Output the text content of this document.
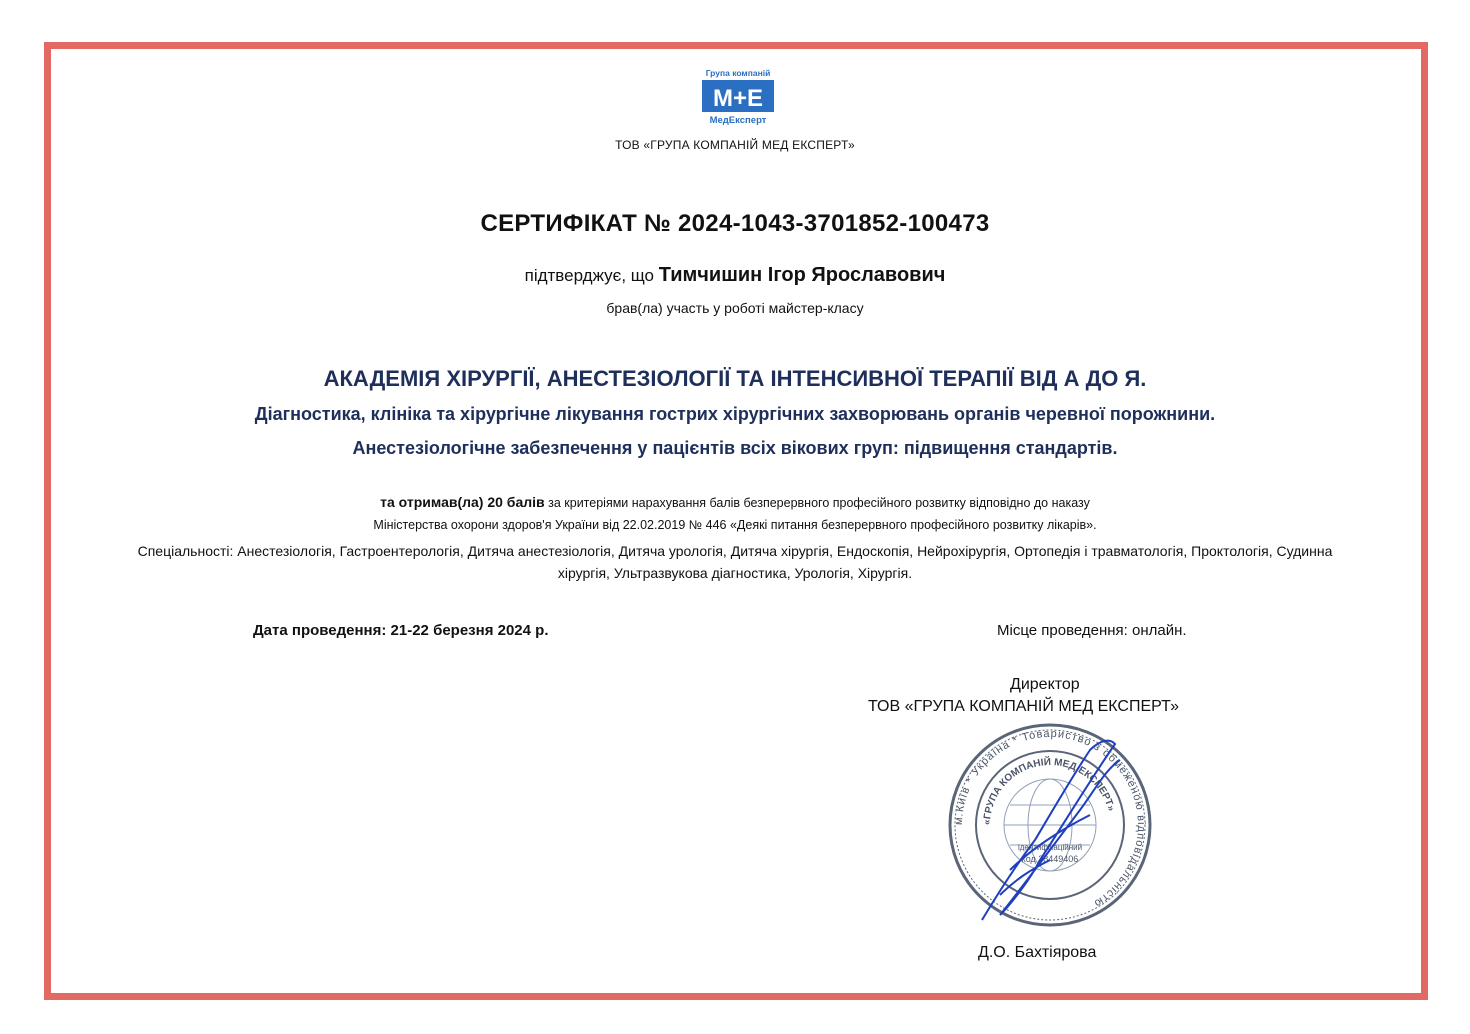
Група компаній
М+Е
МедЕксперт
ТОВ «ГРУПА КОМПАНІЙ МЕД ЕКСПЕРТ»
СЕРТИФІКАТ № 2024-1043-3701852-100473
підтверджує, що Тимчишин Ігор Ярославович
брав(ла) участь у роботі майстер-класу
АКАДЕМІЯ ХІРУРГІЇ, АНЕСТЕЗІОЛОГІЇ ТА ІНТЕНСИВНОЇ ТЕРАПІЇ ВІД А ДО Я.
Діагностика, клініка та хірургічне лікування гострих хірургічних захворювань органів черевної порожнини.
Анестезіологічне забезпечення у пацієнтів всіх вікових груп: підвищення стандартів.
та отримав(ла) 20 балів за критеріями нарахування балів безперервного професійного розвитку відповідно до наказу
Міністерства охорони здоров'я України від 22.02.2019 № 446 «Деякі питання безперервного професійного розвитку лікарів».
Спеціальності: Анестезіологія, Гастроентерологія, Дитяча анестезіологія, Дитяча урологія, Дитяча хірургія, Ендоскопія, Нейрохірургія, Ортопедія і травматологія, Проктологія, Судинна хірургія, Ультразвукова діагностика, Урологія, Хірургія.
Дата проведення: 21-22 березня 2024 р.	Місце проведення: онлайн.
Директор
ТОВ «ГРУПА КОМПАНІЙ МЕД ЕКСПЕРТ»
м.Київ * Україна * Товариство з обмеженою відповідальністю
«ГРУПА КОМПАНІЙ МЕД ЕКСПЕРТ»
ідентифікаційний
код 38449406
Д.О. Бахтіярова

^^^^^^^^^^^^^^^^

Repeat each entry exactly. Pictures do not belong in the copy.

● Reply
Output the text content of this document.
Група компаній
М+Е
МедЕксперт
ТОВ «ГРУПА КОМПАНІЙ МЕД ЕКСПЕРТ»
СЕРТИФІКАТ № 2024-1043-3701852-100473
підтверджує, що Тимчишин Ігор Ярославович
брав(ла) участь у роботі майстер-класу
АКАДЕМІЯ ХІРУРГІЇ, АНЕСТЕЗІОЛОГІЇ ТА ІНТЕНСИВНОЇ ТЕРАПІЇ ВІД А ДО Я.
Діагностика, клініка та хірургічне лікування гострих хірургічних захворювань органів черевної порожнини.
Анестезіологічне забезпечення у пацієнтів всіх вікових груп: підвищення стандартів.
та отримав(ла) 20 балів за критеріями нарахування балів безперервного професійного розвитку відповідно до наказу
Міністерства охорони здоров'я України від 22.02.2019 № 446 «Деякі питання безперервного професійного розвитку лікарів».
Спеціальності: Анестезіологія, Гастроентерологія, Дитяча анестезіологія, Дитяча урологія, Дитяча хірургія, Ендоскопія, Нейрохірургія, Ортопедія і травматологія, Проктологія, Судинна хірургія, Ультразвукова діагностика, Урологія, Хірургія.
Дата проведення: 21-22 березня 2024 р.	Місце проведення: онлайн.
Директор
ТОВ «ГРУПА КОМПАНІЙ МЕД ЕКСПЕРТ»
м.Київ * Україна * Товариство з обмеженою відповідальністю
«ГРУПА КОМПАНІЙ МЕД ЕКСПЕРТ»
ідентифікаційний
код 38449406
Д.О. Бахтіярова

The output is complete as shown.